* _What this task involves_: Below are entries to be transcribed exactly; exclude the pictures from the copy.

☆ ☆ ☆

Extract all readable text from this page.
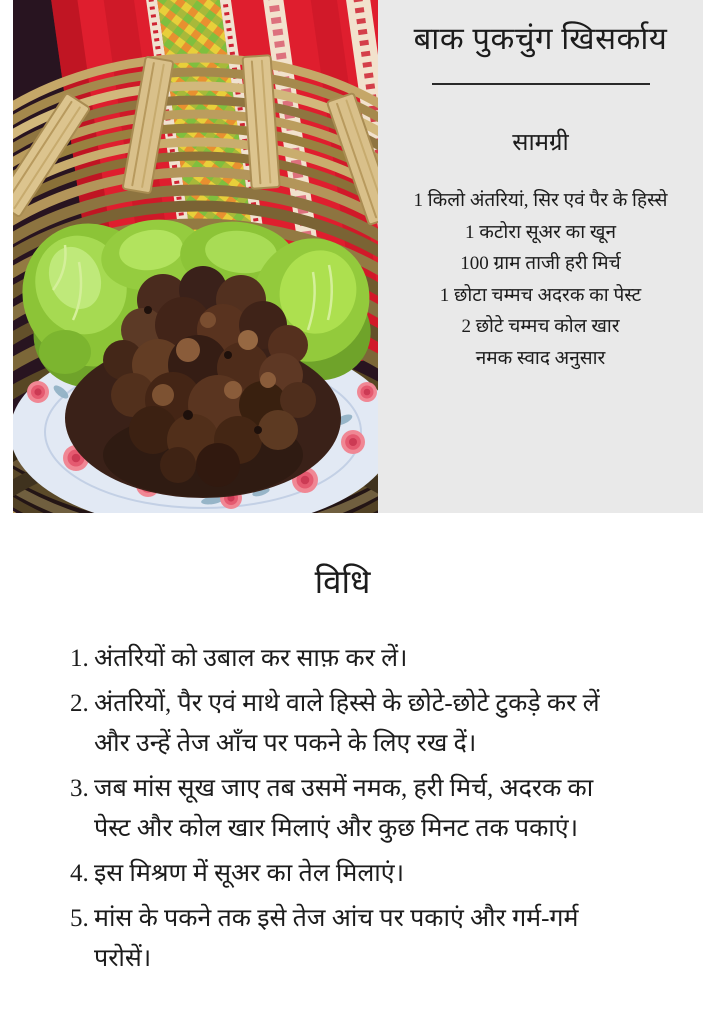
बाक पुकचुंग खिसर्काय
सामग्री
1 किलो अंतरियां, सिर एवं पैर के हिस्से
1 कटोरा सूअर का खून
100 ग्राम ताजी हरी मिर्च
1 छोटा चम्मच अदरक का पेस्ट
2 छोटे चम्मच कोल खार
नमक स्वाद अनुसार
विधि
1. अंतरियों को उबाल कर साफ़ कर लें।
2. अंतरियों, पैर एवं माथे वाले हिस्से के छोटे-छोटे टुकड़े कर लें और उन्हें तेज आँच पर पकने के लिए रख दें।
3. जब मांस सूख जाए तब उसमें नमक, हरी मिर्च, अदरक का पेस्ट और कोल खार मिलाएं और कुछ मिनट तक पकाएं।
4. इस मिश्रण में सूअर का तेल मिलाएं।
5. मांस के पकने तक इसे तेज आंच पर पकाएं और गर्म-गर्म परोसें।
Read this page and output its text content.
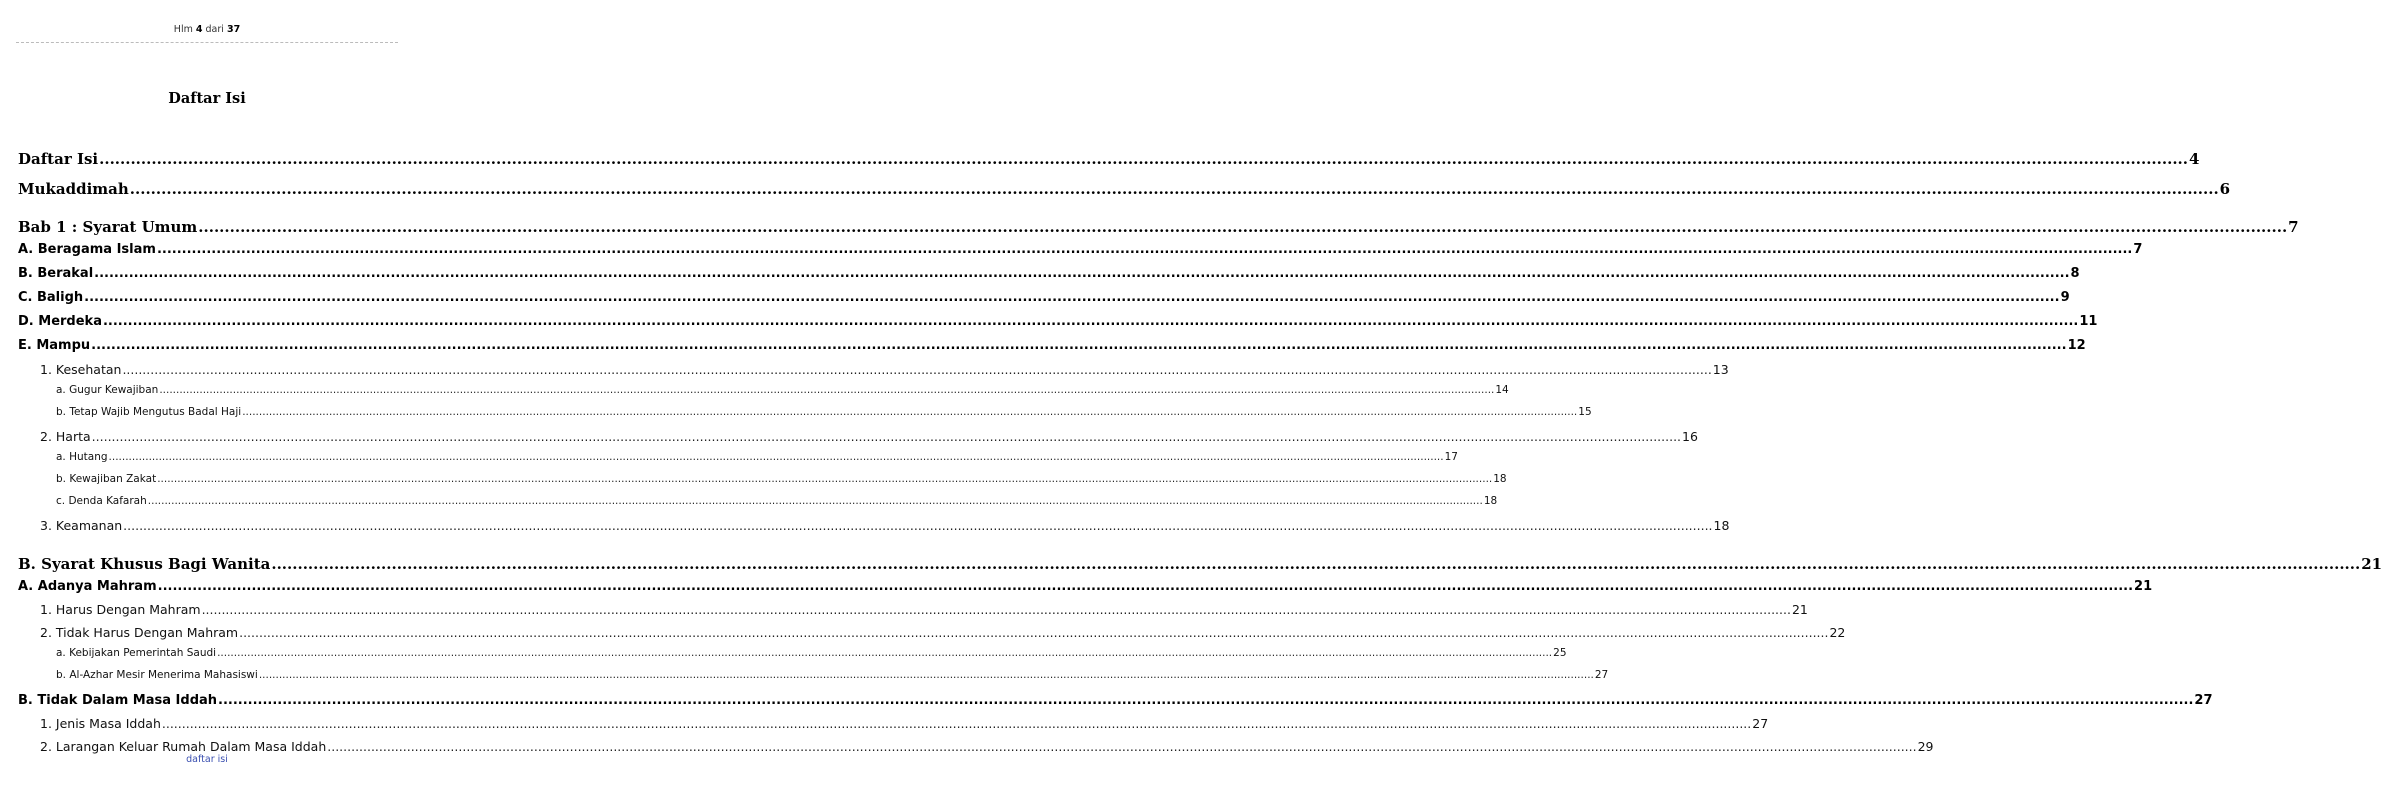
Hlm 4 dari 37
Daftar Isi
Daftar Isi ................................................................................................................................................................................................................................................................................................................................................................................................................ 4
Mukaddimah ................................................................................................................................................................................................................................................................................................................................................................................................................ 6
Bab 1 : Syarat Umum ................................................................................................................................................................................................................................................................................................................................................................................................................ 7
A. Beragama Islam ................................................................................................................................................................................................................................................................................................................................................................................................................ 7
B. Berakal ................................................................................................................................................................................................................................................................................................................................................................................................................ 8
C. Baligh ................................................................................................................................................................................................................................................................................................................................................................................................................ 9
D. Merdeka ................................................................................................................................................................................................................................................................................................................................................................................................................ 11
E. Mampu ................................................................................................................................................................................................................................................................................................................................................................................................................ 12
1. Kesehatan ................................................................................................................................................................................................................................................................................................................................................................................................................ 13
a. Gugur Kewajiban ................................................................................................................................................................................................................................................................................................................................................................................................................ 14
b. Tetap Wajib Mengutus Badal Haji ................................................................................................................................................................................................................................................................................................................................................................................................................ 15
2. Harta ................................................................................................................................................................................................................................................................................................................................................................................................................ 16
a. Hutang ................................................................................................................................................................................................................................................................................................................................................................................................................ 17
b. Kewajiban Zakat ................................................................................................................................................................................................................................................................................................................................................................................................................ 18
c. Denda Kafarah ................................................................................................................................................................................................................................................................................................................................................................................................................ 18
3. Keamanan ................................................................................................................................................................................................................................................................................................................................................................................................................ 18
B. Syarat Khusus Bagi Wanita ................................................................................................................................................................................................................................................................................................................................................................................................................ 21
A. Adanya Mahram ................................................................................................................................................................................................................................................................................................................................................................................................................ 21
1. Harus Dengan Mahram ................................................................................................................................................................................................................................................................................................................................................................................................................ 21
2. Tidak Harus Dengan Mahram ................................................................................................................................................................................................................................................................................................................................................................................................................ 22
a. Kebijakan Pemerintah Saudi ................................................................................................................................................................................................................................................................................................................................................................................................................ 25
b. Al-Azhar Mesir Menerima Mahasiswi ................................................................................................................................................................................................................................................................................................................................................................................................................ 27
B. Tidak Dalam Masa Iddah ................................................................................................................................................................................................................................................................................................................................................................................................................ 27
1. Jenis Masa Iddah ................................................................................................................................................................................................................................................................................................................................................................................................................ 27
2. Larangan Keluar Rumah Dalam Masa Iddah ................................................................................................................................................................................................................................................................................................................................................................................................................ 29
daftar isi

☆ ☆ ☆

* _The solution_:
Extract all readable text from this page.
बाक पुकचुंग खिसर्काय
सामग्री
1 किलो अंतरियां, सिर एवं पैर के हिस्से
1 कटोरा सूअर का खून
100 ग्राम ताजी हरी मिर्च
1 छोटा चम्मच अदरक का पेस्ट
2 छोटे चम्मच कोल खार
नमक स्वाद अनुसार
विधि
1. अंतरियों को उबाल कर साफ़ कर लें।
2. अंतरियों, पैर एवं माथे वाले हिस्से के छोटे-छोटे टुकड़े कर लें और उन्हें तेज आँच पर पकने के लिए रख दें।
3. जब मांस सूख जाए तब उसमें नमक, हरी मिर्च, अदरक का पेस्ट और कोल खार मिलाएं और कुछ मिनट तक पकाएं।
4. इस मिश्रण में सूअर का तेल मिलाएं।
5. मांस के पकने तक इसे तेज आंच पर पकाएं और गर्म-गर्म परोसें।
Read this page and output its text content.
Hlm 4 dari 37
Daftar Isi
Daftar Isi ................................................................................................................................................................................................................................................................................................................................................................................................................ 4
Mukaddimah ................................................................................................................................................................................................................................................................................................................................................................................................................ 6
Bab 1 : Syarat Umum ................................................................................................................................................................................................................................................................................................................................................................................................................ 7
A. Beragama Islam ................................................................................................................................................................................................................................................................................................................................................................................................................ 7
B. Berakal ................................................................................................................................................................................................................................................................................................................................................................................................................ 8
C. Baligh ................................................................................................................................................................................................................................................................................................................................................................................................................ 9
D. Merdeka ................................................................................................................................................................................................................................................................................................................................................................................................................ 11
E. Mampu ................................................................................................................................................................................................................................................................................................................................................................................................................ 12
1. Kesehatan ................................................................................................................................................................................................................................................................................................................................................................................................................ 13
a. Gugur Kewajiban ................................................................................................................................................................................................................................................................................................................................................................................................................ 14
b. Tetap Wajib Mengutus Badal Haji ................................................................................................................................................................................................................................................................................................................................................................................................................ 15
2. Harta ................................................................................................................................................................................................................................................................................................................................................................................................................ 16
a. Hutang ................................................................................................................................................................................................................................................................................................................................................................................................................ 17
b. Kewajiban Zakat ................................................................................................................................................................................................................................................................................................................................................................................................................ 18
c. Denda Kafarah ................................................................................................................................................................................................................................................................................................................................................................................................................ 18
3. Keamanan ................................................................................................................................................................................................................................................................................................................................................................................................................ 18
B. Syarat Khusus Bagi Wanita ................................................................................................................................................................................................................................................................................................................................................................................................................ 21
A. Adanya Mahram ................................................................................................................................................................................................................................................................................................................................................................................................................ 21
1. Harus Dengan Mahram ................................................................................................................................................................................................................................................................................................................................................................................................................ 21
2. Tidak Harus Dengan Mahram ................................................................................................................................................................................................................................................................................................................................................................................................................ 22
a. Kebijakan Pemerintah Saudi ................................................................................................................................................................................................................................................................................................................................................................................................................ 25
b. Al-Azhar Mesir Menerima Mahasiswi ................................................................................................................................................................................................................................................................................................................................................................................................................ 27
B. Tidak Dalam Masa Iddah ................................................................................................................................................................................................................................................................................................................................................................................................................ 27
1. Jenis Masa Iddah ................................................................................................................................................................................................................................................................................................................................................................................................................ 27
2. Larangan Keluar Rumah Dalam Masa Iddah ................................................................................................................................................................................................................................................................................................................................................................................................................ 29
daftar isi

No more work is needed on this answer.